● **RECORDED INFORMATION**
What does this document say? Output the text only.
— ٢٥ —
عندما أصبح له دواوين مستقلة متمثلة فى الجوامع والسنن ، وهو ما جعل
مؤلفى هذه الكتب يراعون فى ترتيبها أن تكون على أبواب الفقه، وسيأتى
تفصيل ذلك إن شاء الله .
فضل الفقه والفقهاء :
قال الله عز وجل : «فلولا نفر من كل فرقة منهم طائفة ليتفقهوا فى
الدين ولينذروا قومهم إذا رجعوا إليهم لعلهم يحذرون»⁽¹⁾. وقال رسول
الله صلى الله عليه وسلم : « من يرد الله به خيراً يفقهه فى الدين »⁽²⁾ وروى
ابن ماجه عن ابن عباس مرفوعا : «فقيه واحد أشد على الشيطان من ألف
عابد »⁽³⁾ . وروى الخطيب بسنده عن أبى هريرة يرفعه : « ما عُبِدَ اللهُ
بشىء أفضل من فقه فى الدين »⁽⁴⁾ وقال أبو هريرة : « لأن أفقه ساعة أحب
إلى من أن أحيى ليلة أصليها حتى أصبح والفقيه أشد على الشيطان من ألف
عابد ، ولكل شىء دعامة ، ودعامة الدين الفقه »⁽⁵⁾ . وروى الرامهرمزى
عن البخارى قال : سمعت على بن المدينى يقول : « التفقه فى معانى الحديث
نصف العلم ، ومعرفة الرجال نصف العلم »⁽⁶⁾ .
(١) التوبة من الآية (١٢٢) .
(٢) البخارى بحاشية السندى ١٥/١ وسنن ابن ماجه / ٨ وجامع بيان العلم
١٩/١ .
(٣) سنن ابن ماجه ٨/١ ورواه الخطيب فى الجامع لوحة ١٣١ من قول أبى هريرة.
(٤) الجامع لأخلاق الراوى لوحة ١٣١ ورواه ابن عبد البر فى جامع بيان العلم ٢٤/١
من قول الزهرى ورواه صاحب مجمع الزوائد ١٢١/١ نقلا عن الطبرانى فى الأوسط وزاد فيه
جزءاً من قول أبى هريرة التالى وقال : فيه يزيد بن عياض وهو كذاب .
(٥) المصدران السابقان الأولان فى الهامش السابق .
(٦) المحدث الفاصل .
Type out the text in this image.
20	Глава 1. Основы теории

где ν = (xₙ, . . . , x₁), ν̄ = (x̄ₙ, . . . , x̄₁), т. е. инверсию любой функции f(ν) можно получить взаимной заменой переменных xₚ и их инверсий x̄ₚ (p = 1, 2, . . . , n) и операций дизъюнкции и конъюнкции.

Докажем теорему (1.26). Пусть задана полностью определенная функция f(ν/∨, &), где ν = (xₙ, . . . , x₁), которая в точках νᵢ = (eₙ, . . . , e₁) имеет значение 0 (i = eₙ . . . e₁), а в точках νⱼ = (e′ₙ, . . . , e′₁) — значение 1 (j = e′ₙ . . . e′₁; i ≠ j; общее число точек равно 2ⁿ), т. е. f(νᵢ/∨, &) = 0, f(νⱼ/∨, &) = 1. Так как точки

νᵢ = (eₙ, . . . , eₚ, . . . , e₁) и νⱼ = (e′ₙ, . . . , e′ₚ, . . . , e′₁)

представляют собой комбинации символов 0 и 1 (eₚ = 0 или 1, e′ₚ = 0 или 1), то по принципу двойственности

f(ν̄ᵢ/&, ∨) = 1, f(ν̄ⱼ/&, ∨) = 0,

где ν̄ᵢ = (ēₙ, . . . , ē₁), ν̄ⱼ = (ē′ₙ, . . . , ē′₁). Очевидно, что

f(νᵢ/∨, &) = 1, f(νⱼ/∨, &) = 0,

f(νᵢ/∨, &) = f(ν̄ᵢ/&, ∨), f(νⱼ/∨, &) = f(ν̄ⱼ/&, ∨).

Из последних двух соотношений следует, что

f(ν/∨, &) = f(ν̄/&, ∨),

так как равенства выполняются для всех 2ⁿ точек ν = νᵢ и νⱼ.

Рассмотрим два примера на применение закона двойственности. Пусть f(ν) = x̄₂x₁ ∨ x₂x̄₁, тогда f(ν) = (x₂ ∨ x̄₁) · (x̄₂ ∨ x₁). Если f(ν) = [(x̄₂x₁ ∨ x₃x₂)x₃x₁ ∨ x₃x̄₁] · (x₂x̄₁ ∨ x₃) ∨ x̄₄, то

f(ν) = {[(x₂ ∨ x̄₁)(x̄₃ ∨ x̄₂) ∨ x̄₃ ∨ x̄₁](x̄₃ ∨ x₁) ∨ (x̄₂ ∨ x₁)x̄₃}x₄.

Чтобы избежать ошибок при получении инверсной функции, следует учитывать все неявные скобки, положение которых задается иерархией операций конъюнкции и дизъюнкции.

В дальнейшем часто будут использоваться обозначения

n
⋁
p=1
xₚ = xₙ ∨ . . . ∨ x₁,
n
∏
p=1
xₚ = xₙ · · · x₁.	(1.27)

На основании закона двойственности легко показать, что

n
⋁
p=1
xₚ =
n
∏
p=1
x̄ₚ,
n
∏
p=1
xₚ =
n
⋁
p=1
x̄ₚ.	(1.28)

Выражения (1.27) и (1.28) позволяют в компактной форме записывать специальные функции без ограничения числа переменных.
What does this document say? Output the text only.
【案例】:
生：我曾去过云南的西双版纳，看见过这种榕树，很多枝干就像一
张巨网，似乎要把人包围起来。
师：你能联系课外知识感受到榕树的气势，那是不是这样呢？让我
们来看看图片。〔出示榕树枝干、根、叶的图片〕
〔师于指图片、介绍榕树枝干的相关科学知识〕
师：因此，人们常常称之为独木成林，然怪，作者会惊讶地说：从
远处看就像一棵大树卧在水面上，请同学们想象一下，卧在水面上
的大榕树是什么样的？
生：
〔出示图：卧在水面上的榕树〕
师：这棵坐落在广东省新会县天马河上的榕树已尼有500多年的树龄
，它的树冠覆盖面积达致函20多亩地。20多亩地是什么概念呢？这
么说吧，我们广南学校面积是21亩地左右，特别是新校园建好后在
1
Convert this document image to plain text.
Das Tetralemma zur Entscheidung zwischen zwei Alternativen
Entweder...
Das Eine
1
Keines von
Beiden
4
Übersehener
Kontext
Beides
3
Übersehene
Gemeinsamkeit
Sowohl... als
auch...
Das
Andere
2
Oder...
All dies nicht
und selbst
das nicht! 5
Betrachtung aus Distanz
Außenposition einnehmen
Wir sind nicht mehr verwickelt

● **EXERCISE DIRECTIONS**
Provide solely the number of lines in the data that include the word "البخارى".

● **FULL ANSWER**
2